Dataset entries:
— Start —
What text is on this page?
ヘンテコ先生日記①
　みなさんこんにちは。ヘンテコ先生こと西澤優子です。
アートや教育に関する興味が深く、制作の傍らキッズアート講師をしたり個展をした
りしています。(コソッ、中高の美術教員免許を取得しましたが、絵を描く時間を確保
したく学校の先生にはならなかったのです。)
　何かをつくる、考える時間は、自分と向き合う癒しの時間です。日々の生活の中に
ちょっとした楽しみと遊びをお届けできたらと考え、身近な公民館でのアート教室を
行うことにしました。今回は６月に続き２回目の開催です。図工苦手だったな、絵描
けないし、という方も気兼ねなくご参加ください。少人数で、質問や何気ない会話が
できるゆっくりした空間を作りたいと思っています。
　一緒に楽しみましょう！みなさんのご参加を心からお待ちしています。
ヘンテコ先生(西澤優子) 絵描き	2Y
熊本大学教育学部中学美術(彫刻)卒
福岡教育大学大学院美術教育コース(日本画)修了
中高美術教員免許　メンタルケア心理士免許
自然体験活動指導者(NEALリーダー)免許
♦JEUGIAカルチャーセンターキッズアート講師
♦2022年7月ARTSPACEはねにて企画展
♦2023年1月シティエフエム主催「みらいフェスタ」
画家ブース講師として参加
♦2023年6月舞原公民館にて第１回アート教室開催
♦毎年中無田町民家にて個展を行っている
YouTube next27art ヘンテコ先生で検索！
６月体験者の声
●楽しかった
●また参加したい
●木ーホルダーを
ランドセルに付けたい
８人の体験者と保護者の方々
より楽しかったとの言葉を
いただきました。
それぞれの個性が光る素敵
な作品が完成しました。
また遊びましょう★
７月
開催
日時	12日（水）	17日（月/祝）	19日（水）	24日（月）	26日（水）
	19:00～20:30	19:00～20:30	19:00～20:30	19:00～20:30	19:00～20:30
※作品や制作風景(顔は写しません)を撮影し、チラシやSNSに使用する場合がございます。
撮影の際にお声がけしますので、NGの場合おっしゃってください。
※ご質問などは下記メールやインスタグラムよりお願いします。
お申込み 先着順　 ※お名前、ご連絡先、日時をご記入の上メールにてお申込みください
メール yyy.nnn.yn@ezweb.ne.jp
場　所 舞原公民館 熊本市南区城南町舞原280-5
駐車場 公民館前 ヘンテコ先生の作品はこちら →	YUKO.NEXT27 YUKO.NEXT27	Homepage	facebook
— End —
- WHAT IS NEEDED
Repeat every record, keeping each word and mark exactly as it is.

- OUTPUT OF THE TASK
What text is on this page?
ヘンテコ先生日記①
　みなさんこんにちは。ヘンテコ先生こと西澤優子です。
アートや教育に関する興味が深く、制作の傍らキッズアート講師をしたり個展をした
りしています。(コソッ、中高の美術教員免許を取得しましたが、絵を描く時間を確保
したく学校の先生にはならなかったのです。)
　何かをつくる、考える時間は、自分と向き合う癒しの時間です。日々の生活の中に
ちょっとした楽しみと遊びをお届けできたらと考え、身近な公民館でのアート教室を
行うことにしました。今回は６月に続き２回目の開催です。図工苦手だったな、絵描
けないし、という方も気兼ねなくご参加ください。少人数で、質問や何気ない会話が
できるゆっくりした空間を作りたいと思っています。
　一緒に楽しみましょう！みなさんのご参加を心からお待ちしています。
ヘンテコ先生(西澤優子) 絵描き	2Y
熊本大学教育学部中学美術(彫刻)卒
福岡教育大学大学院美術教育コース(日本画)修了
中高美術教員免許　メンタルケア心理士免許
自然体験活動指導者(NEALリーダー)免許
♦JEUGIAカルチャーセンターキッズアート講師
♦2022年7月ARTSPACEはねにて企画展
♦2023年1月シティエフエム主催「みらいフェスタ」
画家ブース講師として参加
♦2023年6月舞原公民館にて第１回アート教室開催
♦毎年中無田町民家にて個展を行っている
YouTube next27art ヘンテコ先生で検索！
６月体験者の声
●楽しかった
●また参加したい
●木ーホルダーを
ランドセルに付けたい
８人の体験者と保護者の方々
より楽しかったとの言葉を
いただきました。
それぞれの個性が光る素敵
な作品が完成しました。
また遊びましょう★
７月
開催
日時	12日（水）	17日（月/祝）	19日（水）	24日（月）	26日（水）
	19:00～20:30	19:00～20:30	19:00～20:30	19:00～20:30	19:00～20:30
※作品や制作風景(顔は写しません)を撮影し、チラシやSNSに使用する場合がございます。
撮影の際にお声がけしますので、NGの場合おっしゃってください。
※ご質問などは下記メールやインスタグラムよりお願いします。
お申込み 先着順　 ※お名前、ご連絡先、日時をご記入の上メールにてお申込みください
メール yyy.nnn.yn@ezweb.ne.jp
場　所 舞原公民館 熊本市南区城南町舞原280-5
駐車場 公民館前 ヘンテコ先生の作品はこちら →	YUKO.NEXT27 YUKO.NEXT27	Homepage	facebook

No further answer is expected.